Set exercise: Find every line in the records below that contains the word "если", and copy each such line.

Extracted data entries
·····

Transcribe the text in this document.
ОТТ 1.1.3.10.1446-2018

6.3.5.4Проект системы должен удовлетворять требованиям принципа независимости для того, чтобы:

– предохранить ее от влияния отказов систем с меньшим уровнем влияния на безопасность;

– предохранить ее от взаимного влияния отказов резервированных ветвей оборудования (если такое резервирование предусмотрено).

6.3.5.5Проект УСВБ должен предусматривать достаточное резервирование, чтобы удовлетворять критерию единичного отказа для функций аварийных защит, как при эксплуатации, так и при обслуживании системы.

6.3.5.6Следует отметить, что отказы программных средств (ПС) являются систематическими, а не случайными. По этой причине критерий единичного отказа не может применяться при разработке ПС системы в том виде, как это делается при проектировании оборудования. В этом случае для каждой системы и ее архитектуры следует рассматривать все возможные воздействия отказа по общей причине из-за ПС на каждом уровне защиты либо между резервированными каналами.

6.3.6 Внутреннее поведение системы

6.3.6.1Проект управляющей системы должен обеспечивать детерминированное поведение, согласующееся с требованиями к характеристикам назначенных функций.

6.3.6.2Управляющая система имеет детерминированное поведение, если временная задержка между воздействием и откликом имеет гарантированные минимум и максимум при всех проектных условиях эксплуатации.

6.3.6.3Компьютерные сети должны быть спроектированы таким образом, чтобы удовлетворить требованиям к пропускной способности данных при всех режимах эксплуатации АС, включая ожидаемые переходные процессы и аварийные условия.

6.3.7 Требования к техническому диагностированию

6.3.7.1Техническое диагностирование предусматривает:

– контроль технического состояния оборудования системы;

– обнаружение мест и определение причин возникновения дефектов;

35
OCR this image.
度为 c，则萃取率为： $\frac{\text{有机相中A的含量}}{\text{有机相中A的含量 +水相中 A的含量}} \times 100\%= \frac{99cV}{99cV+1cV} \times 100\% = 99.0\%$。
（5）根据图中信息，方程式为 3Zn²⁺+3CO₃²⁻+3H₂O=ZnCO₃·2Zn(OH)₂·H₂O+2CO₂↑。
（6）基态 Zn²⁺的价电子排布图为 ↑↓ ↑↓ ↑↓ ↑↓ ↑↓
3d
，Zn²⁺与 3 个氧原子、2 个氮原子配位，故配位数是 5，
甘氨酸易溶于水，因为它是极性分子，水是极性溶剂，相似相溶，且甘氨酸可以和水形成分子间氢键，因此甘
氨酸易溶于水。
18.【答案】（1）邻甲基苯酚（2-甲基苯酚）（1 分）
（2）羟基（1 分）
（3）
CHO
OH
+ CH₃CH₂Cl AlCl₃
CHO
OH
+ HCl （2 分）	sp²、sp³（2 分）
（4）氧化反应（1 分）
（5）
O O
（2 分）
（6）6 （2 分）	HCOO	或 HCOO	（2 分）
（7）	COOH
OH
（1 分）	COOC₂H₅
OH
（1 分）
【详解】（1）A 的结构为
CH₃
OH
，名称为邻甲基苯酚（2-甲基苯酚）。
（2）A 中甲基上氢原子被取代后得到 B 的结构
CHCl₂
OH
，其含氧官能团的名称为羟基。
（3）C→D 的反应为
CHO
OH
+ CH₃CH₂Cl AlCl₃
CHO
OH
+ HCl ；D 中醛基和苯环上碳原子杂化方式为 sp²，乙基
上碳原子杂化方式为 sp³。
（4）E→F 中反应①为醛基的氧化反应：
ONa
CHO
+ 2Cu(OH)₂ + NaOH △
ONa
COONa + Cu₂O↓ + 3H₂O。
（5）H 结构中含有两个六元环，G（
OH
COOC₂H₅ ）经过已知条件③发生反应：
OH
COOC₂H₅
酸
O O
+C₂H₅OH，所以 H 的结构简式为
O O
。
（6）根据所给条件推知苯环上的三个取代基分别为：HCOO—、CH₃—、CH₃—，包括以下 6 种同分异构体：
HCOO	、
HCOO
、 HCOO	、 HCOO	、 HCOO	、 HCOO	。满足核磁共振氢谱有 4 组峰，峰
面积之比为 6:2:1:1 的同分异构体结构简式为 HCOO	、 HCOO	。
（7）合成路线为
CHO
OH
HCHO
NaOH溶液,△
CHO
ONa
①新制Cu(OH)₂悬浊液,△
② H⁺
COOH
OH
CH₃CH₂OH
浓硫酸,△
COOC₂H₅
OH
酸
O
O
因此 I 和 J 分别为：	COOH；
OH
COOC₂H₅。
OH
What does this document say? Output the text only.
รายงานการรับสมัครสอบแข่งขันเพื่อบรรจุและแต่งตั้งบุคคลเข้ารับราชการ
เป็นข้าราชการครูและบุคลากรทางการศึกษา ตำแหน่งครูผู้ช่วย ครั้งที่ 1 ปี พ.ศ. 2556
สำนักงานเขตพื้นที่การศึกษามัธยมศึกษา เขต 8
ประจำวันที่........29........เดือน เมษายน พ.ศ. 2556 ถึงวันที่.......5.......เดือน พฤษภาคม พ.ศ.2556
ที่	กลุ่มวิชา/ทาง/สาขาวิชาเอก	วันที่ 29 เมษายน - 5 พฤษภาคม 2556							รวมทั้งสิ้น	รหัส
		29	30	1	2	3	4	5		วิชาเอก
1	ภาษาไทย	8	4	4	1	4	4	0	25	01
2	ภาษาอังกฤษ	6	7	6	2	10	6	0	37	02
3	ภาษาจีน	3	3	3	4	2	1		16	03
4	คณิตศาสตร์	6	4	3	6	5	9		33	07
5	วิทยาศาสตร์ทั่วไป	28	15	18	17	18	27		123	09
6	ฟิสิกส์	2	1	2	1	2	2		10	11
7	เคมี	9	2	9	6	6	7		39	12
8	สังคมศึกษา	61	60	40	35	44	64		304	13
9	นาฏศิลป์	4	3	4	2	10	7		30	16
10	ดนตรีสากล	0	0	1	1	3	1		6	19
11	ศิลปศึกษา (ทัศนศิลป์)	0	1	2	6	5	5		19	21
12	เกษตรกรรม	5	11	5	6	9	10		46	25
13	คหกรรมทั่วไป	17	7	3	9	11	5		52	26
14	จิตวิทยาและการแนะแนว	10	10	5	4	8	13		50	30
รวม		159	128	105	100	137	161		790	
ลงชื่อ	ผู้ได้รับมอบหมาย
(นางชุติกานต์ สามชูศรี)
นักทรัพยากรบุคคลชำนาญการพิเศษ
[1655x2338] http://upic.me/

·····

The solution:
– предохранить ее от взаимного влияния отказов резервированных ветвей оборудования (если такое резервирование предусмотрено).
6.3.6.2Управляющая система имеет детерминированное поведение, если временная задержка между воздействием и откликом имеет гарантированные минимум и максимум при всех проектных условиях эксплуатации.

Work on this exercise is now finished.